┌─ DATA SUPPLIED

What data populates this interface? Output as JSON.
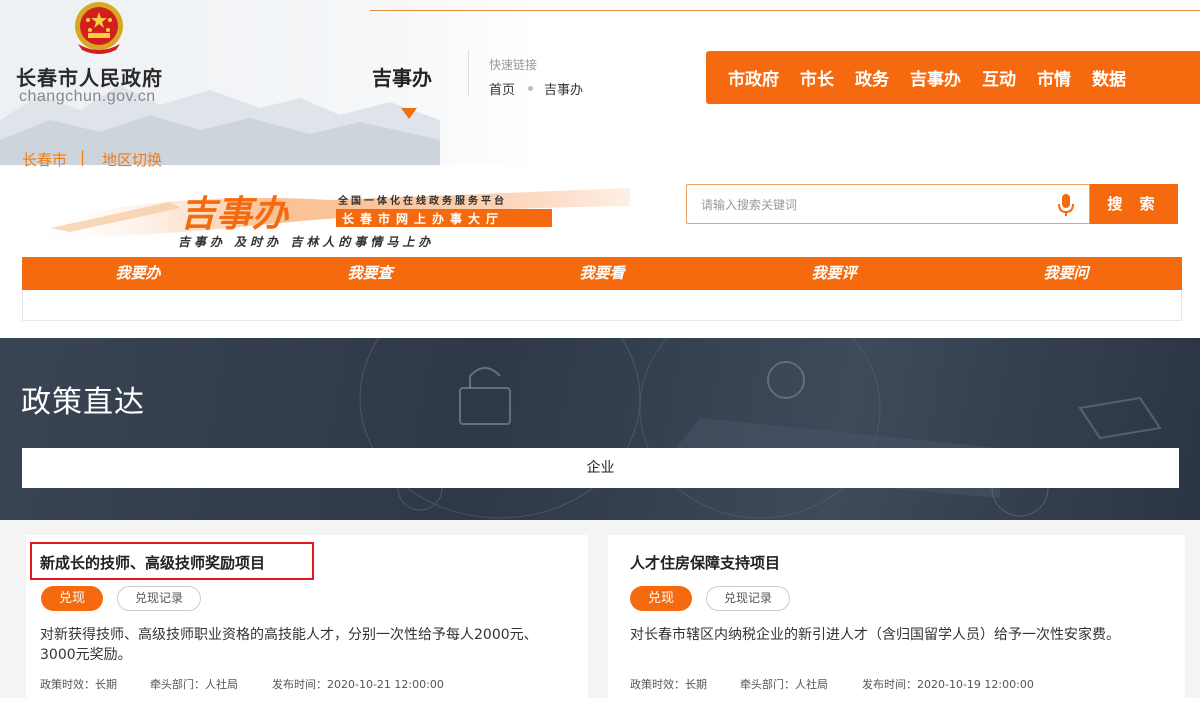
{
  "header": {
    "site_name": "长春市人民政府",
    "site_domain": "changchun.gov.cn",
    "region": "长春市",
    "region_separator": "|",
    "region_switch": "地区切换",
    "section_title": "吉事办",
    "quick_links_label": "快速链接",
    "breadcrumb": [
      "首页",
      "吉事办"
    ],
    "nav": [
      "市政府",
      "市长",
      "政务",
      "吉事办",
      "互动",
      "市情",
      "数据"
    ]
  },
  "banner": {
    "logo_text": "吉事办",
    "tagline_top": "全国一体化在线政务服务平台",
    "tagline_box": "长春市网上办事大厅",
    "slogan": "吉事办  及时办  吉林人的事情马上办"
  },
  "search": {
    "placeholder": "请输入搜索关键词",
    "button": "搜 索"
  },
  "tabs": [
    "我要办",
    "我要查",
    "我要看",
    "我要评",
    "我要问"
  ],
  "hero": {
    "title": "政策直达",
    "filter": "企业"
  },
  "cards": [
    {
      "title": "新成长的技师、高级技师奖励项目",
      "redeem": "兑现",
      "record": "兑现记录",
      "description": "对新获得技师、高级技师职业资格的高技能人才，分别一次性给予每人2000元、3000元奖励。",
      "validity": "政策时效：长期",
      "department": "牵头部门：人社局",
      "published": "发布时间：2020-10-21 12:00:00"
    },
    {
      "title": "人才住房保障支持项目",
      "redeem": "兑现",
      "record": "兑现记录",
      "description": "对长春市辖区内纳税企业的新引进人才（含归国留学人员）给予一次性安家费。",
      "validity": "政策时效：长期",
      "department": "牵头部门：人社局",
      "published": "发布时间：2020-10-19 12:00:00"
    }
  ],
  "colors": {
    "accent": "#f56a0f",
    "highlight": "#e1191f",
    "hero_bg": "#2e3846"
  },
  "icons": {
    "emblem": "national-emblem-icon",
    "mic": "microphone-icon"
  }
}
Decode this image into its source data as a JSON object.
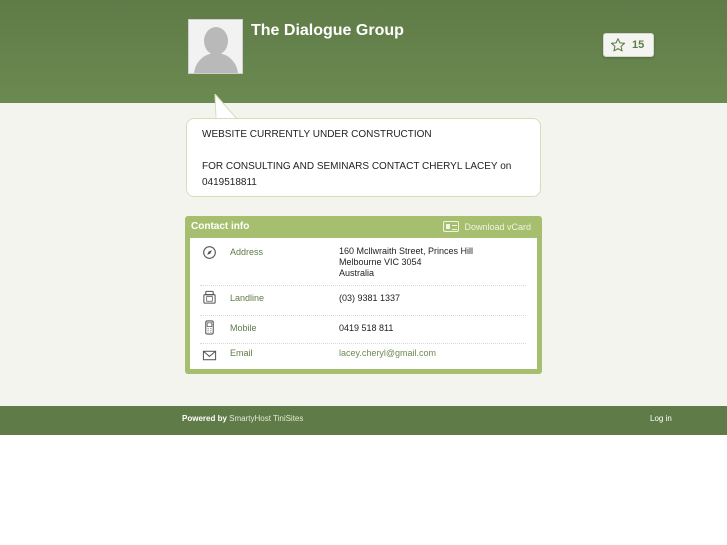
{
  "header": {
    "title": "The Dialogue Group",
    "star_count": "15",
    "accent_color": "#5f7b47"
  },
  "message": {
    "line1": "WEBSITE CURRENTLY UNDER CONSTRUCTION",
    "line2": "FOR CONSULTING AND SEMINARS CONTACT CHERYL LACEY on 0419518811"
  },
  "contact": {
    "heading": "Contact info",
    "vcard_label": "Download vCard",
    "rows": [
      {
        "icon": "compass-icon",
        "label": "Address",
        "value_lines": [
          "160 Mcllwraith Street, Princes Hill",
          "Melbourne VIC 3054",
          "Australia"
        ]
      },
      {
        "icon": "phone-icon",
        "label": "Landline",
        "value": "(03) 9381 1337"
      },
      {
        "icon": "mobile-icon",
        "label": "Mobile",
        "value": "0419 518 811"
      },
      {
        "icon": "envelope-icon",
        "label": "Email",
        "value": "lacey.cheryl@gmail.com"
      }
    ]
  },
  "footer": {
    "powered_by": "Powered by",
    "host": "SmartyHost TiniSites",
    "login": "Log in"
  }
}
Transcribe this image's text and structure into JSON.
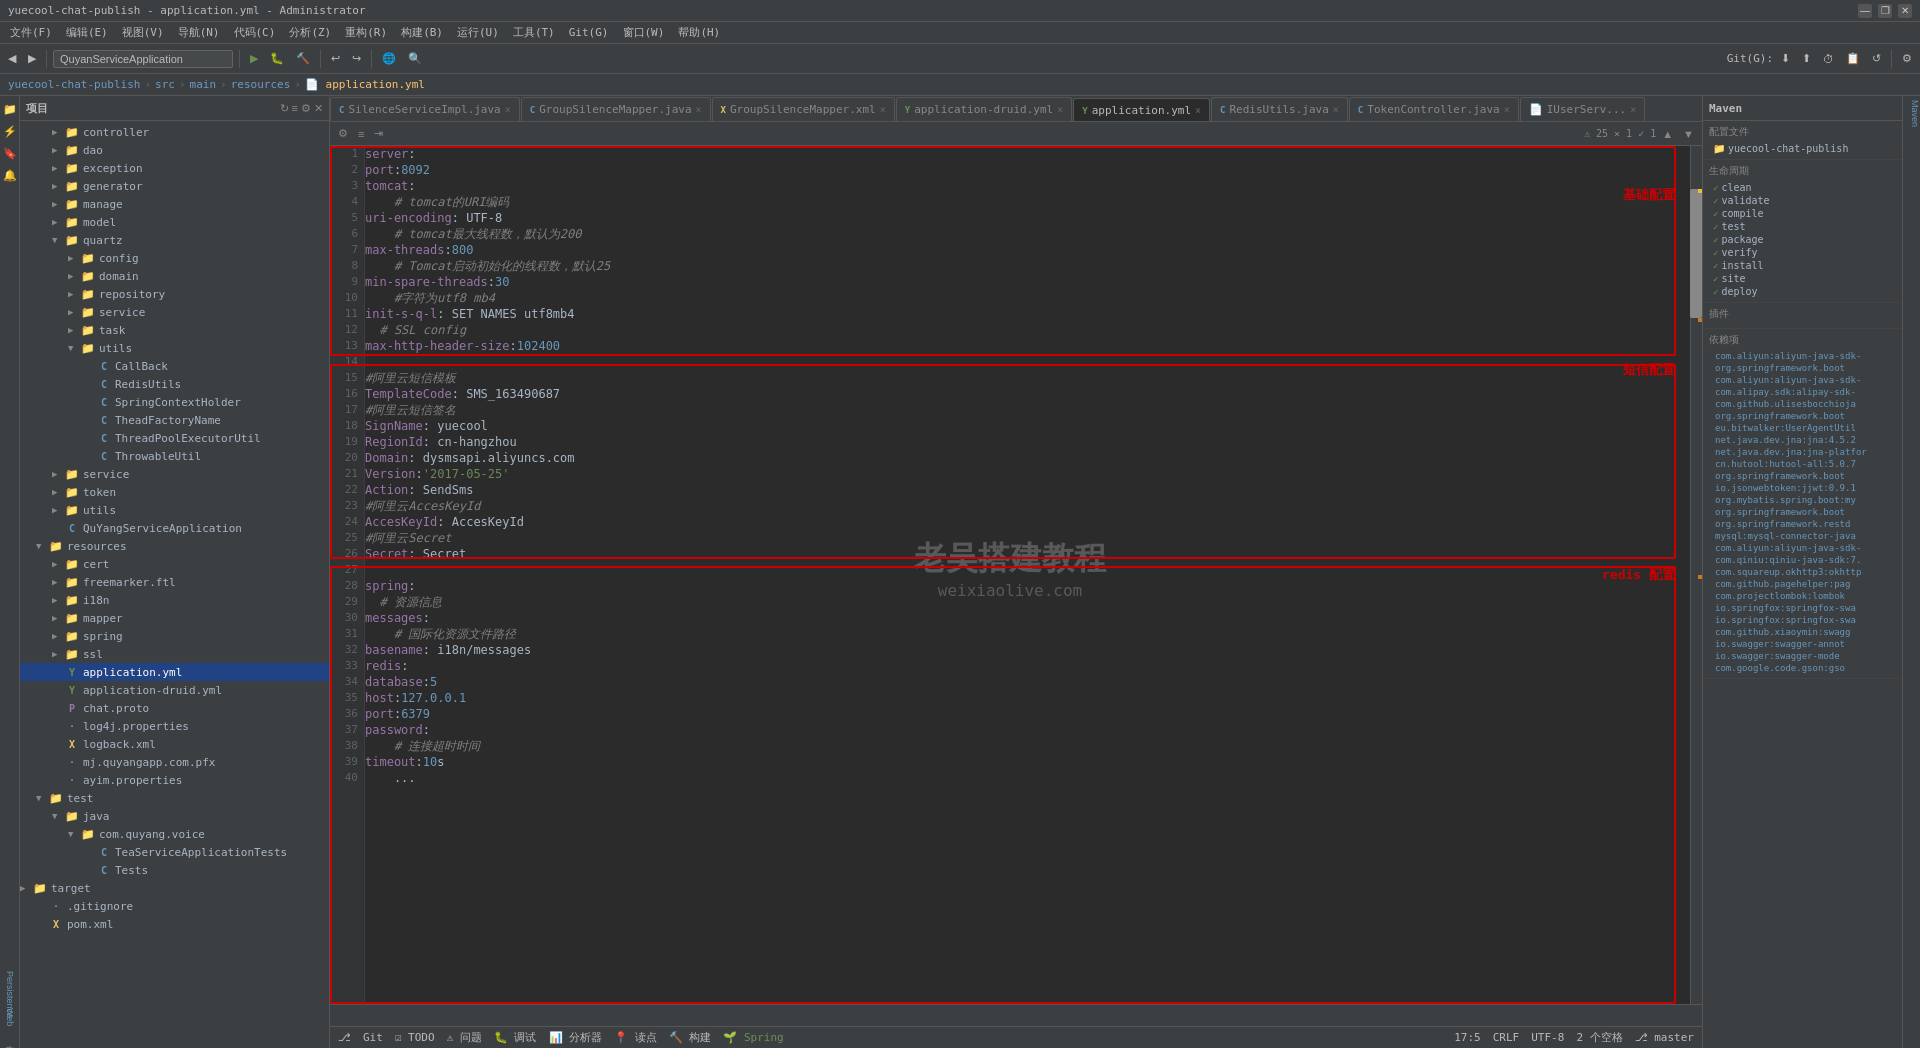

└─

Say how many lines in the records hold the string "this", and say nothing else.

FULL ANSWER: 3